- [WHAT IS REQUIRED] Reproduce the lines below from the one that contains "Type out the text in this image." through the end, inclusive, and add nothing.

## BEGIN RECORDS SHOWN

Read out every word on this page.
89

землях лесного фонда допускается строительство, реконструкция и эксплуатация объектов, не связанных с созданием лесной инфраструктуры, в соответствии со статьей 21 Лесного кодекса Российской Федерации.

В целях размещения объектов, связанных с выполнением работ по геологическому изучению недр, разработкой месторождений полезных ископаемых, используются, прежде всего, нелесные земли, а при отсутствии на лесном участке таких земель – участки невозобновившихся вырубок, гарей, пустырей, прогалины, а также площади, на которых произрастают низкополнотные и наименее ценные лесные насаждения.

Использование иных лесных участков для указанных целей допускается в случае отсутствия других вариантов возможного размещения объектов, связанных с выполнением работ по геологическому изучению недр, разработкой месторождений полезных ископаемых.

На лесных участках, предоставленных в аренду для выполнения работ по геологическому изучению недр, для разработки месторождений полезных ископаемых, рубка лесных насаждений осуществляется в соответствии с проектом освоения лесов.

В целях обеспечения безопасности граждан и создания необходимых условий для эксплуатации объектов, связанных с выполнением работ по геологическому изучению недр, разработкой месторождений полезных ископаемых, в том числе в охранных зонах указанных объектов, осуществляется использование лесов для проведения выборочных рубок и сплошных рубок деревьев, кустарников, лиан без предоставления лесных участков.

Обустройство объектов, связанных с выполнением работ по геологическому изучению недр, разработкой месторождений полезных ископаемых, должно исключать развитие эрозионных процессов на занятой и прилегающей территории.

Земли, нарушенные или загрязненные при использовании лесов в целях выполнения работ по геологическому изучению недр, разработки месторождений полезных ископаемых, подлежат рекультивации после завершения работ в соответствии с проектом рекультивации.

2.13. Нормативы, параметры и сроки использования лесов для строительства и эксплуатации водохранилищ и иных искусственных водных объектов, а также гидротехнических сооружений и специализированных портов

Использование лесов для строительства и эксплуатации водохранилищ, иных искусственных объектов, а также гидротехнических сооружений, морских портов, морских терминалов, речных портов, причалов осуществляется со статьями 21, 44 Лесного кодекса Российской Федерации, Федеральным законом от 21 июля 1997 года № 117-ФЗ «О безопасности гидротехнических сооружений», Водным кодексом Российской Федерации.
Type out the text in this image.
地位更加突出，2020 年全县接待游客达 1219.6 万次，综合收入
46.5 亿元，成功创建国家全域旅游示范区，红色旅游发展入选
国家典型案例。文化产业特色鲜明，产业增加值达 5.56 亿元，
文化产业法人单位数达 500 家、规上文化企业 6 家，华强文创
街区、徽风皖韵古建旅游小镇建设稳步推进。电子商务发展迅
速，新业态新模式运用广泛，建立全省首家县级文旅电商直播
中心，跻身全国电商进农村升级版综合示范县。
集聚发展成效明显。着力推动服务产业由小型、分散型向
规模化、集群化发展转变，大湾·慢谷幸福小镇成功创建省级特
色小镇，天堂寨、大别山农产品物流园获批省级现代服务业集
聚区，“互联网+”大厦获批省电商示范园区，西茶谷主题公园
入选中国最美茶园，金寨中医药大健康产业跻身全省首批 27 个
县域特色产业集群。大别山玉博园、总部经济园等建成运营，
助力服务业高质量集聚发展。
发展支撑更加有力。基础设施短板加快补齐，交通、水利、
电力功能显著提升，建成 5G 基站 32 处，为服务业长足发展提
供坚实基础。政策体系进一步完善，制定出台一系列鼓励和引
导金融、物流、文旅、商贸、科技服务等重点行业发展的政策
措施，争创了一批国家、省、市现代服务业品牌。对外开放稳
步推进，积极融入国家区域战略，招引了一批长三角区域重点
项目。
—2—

## END RECORDS SHOWN

- [TASK OUTPUT]
Type out the text in this image.
地位更加突出，2020 年全县接待游客达 1219.6 万次，综合收入
46.5 亿元，成功创建国家全域旅游示范区，红色旅游发展入选
国家典型案例。文化产业特色鲜明，产业增加值达 5.56 亿元，
文化产业法人单位数达 500 家、规上文化企业 6 家，华强文创
街区、徽风皖韵古建旅游小镇建设稳步推进。电子商务发展迅
速，新业态新模式运用广泛，建立全省首家县级文旅电商直播
中心，跻身全国电商进农村升级版综合示范县。
集聚发展成效明显。着力推动服务产业由小型、分散型向
规模化、集群化发展转变，大湾·慢谷幸福小镇成功创建省级特
色小镇，天堂寨、大别山农产品物流园获批省级现代服务业集
聚区，“互联网+”大厦获批省电商示范园区，西茶谷主题公园
入选中国最美茶园，金寨中医药大健康产业跻身全省首批 27 个
县域特色产业集群。大别山玉博园、总部经济园等建成运营，
助力服务业高质量集聚发展。
发展支撑更加有力。基础设施短板加快补齐，交通、水利、
电力功能显著提升，建成 5G 基站 32 处，为服务业长足发展提
供坚实基础。政策体系进一步完善，制定出台一系列鼓励和引
导金融、物流、文旅、商贸、科技服务等重点行业发展的政策
措施，争创了一批国家、省、市现代服务业品牌。对外开放稳
步推进，积极融入国家区域战略，招引了一批长三角区域重点
项目。
—2—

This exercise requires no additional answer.